*Your goal*
In the entries that follow, count each line containing "xlabel" and state the total, nothing more.

(Dataset items)
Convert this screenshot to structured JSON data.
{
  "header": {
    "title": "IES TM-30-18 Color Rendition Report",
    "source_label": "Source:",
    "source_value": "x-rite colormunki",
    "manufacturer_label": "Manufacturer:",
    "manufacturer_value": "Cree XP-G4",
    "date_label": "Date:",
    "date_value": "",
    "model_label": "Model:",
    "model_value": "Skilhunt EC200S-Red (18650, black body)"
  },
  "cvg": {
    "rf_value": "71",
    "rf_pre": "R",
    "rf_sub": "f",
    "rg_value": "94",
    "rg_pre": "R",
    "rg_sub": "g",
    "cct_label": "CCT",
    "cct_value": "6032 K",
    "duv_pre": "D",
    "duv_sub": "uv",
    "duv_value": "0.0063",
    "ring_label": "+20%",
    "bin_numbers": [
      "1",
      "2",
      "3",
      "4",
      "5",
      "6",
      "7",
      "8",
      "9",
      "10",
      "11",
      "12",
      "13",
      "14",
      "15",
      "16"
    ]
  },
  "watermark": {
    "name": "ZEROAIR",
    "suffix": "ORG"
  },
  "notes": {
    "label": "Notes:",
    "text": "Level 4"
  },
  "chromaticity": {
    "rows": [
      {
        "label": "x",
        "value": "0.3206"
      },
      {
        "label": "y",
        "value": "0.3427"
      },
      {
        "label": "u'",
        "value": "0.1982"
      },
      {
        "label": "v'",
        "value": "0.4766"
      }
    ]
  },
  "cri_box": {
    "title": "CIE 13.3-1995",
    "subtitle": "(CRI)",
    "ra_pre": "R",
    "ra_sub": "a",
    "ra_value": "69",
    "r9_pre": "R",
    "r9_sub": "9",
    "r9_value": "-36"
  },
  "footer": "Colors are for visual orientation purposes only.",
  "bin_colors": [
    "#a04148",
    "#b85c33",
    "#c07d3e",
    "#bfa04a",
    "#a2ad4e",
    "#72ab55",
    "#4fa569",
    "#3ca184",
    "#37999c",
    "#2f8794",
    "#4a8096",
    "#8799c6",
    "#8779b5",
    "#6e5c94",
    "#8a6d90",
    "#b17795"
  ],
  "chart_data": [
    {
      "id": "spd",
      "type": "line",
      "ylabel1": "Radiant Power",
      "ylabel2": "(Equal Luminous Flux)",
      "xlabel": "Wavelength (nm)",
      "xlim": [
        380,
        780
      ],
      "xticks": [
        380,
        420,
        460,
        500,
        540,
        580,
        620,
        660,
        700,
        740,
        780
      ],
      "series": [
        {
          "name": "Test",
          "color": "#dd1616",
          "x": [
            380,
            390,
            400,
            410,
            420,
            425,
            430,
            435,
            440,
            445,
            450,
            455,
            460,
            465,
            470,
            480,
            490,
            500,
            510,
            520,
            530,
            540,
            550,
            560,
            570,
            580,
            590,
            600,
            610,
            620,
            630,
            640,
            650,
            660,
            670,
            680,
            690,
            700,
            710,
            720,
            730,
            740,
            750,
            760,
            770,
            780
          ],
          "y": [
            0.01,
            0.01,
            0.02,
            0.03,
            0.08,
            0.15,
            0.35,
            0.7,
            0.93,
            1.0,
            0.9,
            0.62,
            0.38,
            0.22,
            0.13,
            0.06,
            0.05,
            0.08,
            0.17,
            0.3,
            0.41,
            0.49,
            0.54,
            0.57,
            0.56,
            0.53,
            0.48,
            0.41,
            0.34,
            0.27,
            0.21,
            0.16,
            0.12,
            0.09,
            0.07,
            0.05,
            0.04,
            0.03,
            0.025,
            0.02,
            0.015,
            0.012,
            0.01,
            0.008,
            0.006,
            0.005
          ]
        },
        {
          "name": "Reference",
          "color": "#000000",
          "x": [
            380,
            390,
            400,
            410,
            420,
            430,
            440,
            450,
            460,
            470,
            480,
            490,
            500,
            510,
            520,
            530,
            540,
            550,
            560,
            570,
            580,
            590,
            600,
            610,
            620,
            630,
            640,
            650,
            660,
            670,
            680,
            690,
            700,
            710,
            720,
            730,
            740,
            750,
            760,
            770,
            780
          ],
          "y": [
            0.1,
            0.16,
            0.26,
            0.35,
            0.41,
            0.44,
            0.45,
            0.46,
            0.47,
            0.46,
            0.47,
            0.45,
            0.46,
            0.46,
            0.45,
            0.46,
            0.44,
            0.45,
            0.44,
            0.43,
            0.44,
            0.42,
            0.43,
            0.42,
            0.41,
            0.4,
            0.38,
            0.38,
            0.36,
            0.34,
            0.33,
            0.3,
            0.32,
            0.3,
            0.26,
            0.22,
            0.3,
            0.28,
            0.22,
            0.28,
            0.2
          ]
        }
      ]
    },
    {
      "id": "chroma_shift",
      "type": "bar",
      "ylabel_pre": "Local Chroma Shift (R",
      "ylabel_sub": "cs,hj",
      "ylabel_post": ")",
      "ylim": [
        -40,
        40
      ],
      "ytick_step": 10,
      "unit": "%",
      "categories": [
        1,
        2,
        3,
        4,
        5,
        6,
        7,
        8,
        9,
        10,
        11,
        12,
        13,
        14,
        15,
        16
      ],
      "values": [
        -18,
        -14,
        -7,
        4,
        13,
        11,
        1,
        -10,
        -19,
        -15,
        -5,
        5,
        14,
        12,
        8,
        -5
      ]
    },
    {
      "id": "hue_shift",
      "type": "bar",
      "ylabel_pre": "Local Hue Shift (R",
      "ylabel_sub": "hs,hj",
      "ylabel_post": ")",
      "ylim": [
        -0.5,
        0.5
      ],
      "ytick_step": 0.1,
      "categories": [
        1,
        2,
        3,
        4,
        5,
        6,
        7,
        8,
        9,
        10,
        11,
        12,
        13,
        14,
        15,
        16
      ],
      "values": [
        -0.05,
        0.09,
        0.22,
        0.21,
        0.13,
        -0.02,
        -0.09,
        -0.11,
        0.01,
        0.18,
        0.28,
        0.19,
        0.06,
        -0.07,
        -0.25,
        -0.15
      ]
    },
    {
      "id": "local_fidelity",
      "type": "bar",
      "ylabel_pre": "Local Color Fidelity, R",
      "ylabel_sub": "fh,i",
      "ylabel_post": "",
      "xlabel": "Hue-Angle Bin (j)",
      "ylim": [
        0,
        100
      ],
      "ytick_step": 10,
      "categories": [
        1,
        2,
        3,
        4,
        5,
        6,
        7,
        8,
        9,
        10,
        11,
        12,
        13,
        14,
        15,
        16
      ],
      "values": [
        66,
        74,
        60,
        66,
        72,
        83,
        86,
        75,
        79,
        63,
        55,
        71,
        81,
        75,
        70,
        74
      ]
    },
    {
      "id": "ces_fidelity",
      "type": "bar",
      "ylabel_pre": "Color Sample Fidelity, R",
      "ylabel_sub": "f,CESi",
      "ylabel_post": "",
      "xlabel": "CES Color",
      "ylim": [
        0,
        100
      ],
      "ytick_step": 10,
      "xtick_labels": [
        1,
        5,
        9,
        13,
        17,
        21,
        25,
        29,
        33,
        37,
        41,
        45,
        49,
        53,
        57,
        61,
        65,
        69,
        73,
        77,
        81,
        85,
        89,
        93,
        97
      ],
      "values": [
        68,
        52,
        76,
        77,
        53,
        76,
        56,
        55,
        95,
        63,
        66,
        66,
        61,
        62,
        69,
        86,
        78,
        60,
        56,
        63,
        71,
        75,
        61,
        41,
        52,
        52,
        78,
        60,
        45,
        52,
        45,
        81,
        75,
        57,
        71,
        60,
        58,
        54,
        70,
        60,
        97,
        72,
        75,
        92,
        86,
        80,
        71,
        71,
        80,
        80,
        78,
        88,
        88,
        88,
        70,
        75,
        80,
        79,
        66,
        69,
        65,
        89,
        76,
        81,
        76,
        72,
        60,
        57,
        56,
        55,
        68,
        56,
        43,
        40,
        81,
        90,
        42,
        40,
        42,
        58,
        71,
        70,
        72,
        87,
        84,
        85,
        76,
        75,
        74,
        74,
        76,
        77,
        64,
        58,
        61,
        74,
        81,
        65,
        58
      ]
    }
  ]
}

*Response*
3